▸ PROVIDED RECORDS

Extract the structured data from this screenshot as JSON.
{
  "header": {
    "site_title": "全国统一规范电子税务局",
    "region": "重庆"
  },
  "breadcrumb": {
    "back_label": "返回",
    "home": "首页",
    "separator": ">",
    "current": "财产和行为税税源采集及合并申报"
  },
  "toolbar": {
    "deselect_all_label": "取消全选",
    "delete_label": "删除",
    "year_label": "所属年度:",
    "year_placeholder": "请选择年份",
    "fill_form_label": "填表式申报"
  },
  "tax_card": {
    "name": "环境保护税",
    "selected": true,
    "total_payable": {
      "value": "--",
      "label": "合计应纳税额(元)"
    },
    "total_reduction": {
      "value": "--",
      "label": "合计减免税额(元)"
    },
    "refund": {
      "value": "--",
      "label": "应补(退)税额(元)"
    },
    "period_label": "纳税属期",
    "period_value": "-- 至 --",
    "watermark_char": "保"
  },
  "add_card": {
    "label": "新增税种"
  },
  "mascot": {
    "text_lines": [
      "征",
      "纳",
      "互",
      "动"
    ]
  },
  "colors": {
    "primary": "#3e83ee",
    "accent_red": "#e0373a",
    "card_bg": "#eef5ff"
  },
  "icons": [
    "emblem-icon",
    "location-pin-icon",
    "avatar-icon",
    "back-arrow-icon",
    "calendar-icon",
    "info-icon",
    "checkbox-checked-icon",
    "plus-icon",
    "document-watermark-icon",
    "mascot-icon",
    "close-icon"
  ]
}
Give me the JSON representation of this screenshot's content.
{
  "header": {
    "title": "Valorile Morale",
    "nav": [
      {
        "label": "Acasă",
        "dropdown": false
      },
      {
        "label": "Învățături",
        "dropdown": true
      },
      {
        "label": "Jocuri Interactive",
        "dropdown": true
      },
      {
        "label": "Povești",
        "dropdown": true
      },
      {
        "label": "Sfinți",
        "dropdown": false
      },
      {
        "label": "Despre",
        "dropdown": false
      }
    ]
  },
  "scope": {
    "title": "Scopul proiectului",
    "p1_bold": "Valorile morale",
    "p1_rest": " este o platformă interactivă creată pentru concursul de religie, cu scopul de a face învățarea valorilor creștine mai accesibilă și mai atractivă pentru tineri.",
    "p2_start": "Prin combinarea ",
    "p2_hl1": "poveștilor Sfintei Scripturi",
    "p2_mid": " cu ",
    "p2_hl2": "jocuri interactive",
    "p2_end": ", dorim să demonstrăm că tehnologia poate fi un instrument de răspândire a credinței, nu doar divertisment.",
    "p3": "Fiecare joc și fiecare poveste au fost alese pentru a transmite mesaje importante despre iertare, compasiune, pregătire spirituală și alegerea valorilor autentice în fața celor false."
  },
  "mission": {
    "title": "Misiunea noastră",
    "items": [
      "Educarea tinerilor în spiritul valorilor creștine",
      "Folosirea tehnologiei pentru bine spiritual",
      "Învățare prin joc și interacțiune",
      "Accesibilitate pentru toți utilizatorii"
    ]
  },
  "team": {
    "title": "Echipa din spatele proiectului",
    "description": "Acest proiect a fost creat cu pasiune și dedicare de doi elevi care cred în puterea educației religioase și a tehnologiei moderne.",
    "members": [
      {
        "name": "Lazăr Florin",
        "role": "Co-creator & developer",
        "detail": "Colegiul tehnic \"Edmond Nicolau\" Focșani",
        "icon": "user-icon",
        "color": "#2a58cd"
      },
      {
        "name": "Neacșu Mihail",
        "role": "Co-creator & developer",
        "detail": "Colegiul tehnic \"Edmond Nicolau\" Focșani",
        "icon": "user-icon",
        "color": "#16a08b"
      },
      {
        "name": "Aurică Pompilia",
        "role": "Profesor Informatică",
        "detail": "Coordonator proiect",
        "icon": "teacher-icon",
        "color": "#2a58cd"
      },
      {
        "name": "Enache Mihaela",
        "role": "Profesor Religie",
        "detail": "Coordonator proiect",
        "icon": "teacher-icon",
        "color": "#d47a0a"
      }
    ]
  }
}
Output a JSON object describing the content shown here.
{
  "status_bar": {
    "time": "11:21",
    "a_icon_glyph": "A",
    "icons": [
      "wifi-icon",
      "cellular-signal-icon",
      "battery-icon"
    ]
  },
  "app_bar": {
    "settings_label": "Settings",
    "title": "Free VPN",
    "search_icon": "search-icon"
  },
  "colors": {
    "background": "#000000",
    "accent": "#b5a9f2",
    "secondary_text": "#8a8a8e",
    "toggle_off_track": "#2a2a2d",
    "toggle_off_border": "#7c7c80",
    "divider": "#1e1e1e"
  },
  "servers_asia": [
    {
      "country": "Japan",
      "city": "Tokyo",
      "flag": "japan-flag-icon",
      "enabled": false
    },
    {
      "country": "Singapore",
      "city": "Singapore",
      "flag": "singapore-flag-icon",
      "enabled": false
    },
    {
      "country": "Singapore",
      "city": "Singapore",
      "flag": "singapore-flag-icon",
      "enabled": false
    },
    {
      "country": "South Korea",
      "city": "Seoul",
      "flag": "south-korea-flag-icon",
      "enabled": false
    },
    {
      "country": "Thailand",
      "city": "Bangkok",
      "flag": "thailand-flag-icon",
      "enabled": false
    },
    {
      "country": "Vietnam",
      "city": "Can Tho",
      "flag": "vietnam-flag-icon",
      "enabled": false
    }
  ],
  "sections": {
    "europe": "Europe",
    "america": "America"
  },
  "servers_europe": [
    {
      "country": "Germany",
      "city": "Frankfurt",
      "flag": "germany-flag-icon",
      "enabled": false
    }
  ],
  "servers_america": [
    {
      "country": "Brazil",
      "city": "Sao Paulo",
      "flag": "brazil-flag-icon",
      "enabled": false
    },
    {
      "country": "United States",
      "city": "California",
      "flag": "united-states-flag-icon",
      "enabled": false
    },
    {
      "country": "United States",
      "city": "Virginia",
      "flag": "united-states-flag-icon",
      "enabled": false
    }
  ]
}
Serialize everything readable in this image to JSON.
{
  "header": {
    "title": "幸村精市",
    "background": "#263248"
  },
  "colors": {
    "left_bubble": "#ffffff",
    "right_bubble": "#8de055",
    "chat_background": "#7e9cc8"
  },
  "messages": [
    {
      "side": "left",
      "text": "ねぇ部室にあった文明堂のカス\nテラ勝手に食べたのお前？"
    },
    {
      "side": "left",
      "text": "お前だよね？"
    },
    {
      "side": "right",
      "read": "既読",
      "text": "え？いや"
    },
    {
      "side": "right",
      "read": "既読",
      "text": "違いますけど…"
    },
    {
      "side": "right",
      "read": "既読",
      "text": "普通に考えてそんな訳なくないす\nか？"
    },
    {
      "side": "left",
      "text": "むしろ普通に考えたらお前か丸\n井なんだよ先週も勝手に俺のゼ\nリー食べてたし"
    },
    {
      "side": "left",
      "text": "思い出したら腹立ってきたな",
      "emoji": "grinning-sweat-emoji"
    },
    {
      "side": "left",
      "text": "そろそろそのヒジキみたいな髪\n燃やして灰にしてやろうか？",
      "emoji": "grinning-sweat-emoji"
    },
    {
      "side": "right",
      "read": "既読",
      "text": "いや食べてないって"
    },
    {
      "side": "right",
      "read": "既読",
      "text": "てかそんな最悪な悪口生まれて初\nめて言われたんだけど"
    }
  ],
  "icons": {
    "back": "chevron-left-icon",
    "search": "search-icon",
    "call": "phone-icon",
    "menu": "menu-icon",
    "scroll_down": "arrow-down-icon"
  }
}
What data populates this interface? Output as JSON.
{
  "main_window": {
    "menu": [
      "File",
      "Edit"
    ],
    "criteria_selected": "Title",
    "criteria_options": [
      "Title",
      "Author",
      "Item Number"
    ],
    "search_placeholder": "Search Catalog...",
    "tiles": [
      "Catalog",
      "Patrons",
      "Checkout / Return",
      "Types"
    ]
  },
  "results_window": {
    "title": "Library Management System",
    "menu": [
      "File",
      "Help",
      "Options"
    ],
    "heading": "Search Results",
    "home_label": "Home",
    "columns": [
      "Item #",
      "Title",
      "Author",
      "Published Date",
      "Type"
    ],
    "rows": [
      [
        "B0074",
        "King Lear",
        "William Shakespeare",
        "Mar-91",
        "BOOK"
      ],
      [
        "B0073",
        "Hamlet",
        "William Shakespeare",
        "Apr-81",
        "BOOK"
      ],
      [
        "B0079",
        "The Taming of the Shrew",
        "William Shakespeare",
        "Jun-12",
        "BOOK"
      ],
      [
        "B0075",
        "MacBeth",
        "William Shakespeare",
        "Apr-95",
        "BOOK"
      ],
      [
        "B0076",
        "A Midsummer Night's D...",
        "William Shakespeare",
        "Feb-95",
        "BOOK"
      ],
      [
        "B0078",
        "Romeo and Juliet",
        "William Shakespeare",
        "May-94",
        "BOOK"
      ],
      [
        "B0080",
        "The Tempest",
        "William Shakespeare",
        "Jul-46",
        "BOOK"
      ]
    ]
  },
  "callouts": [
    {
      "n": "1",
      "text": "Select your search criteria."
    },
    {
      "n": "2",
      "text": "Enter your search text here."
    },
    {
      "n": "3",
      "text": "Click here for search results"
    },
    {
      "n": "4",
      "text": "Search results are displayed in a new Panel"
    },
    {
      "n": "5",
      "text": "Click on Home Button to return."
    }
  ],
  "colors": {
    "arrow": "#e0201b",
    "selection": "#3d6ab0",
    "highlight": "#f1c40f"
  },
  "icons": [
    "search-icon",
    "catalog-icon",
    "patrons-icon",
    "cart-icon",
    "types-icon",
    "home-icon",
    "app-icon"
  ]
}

▸ REQUEST
Filter the entries down to the lines containing "JSON". Copy each of those lines.

▸ THE COMPLETED TASK
Extract the structured data from this screenshot as JSON.
Give me the JSON representation of this screenshot's content.
Output a JSON object describing the content shown here.
Serialize everything readable in this image to JSON.
What data populates this interface? Output as JSON.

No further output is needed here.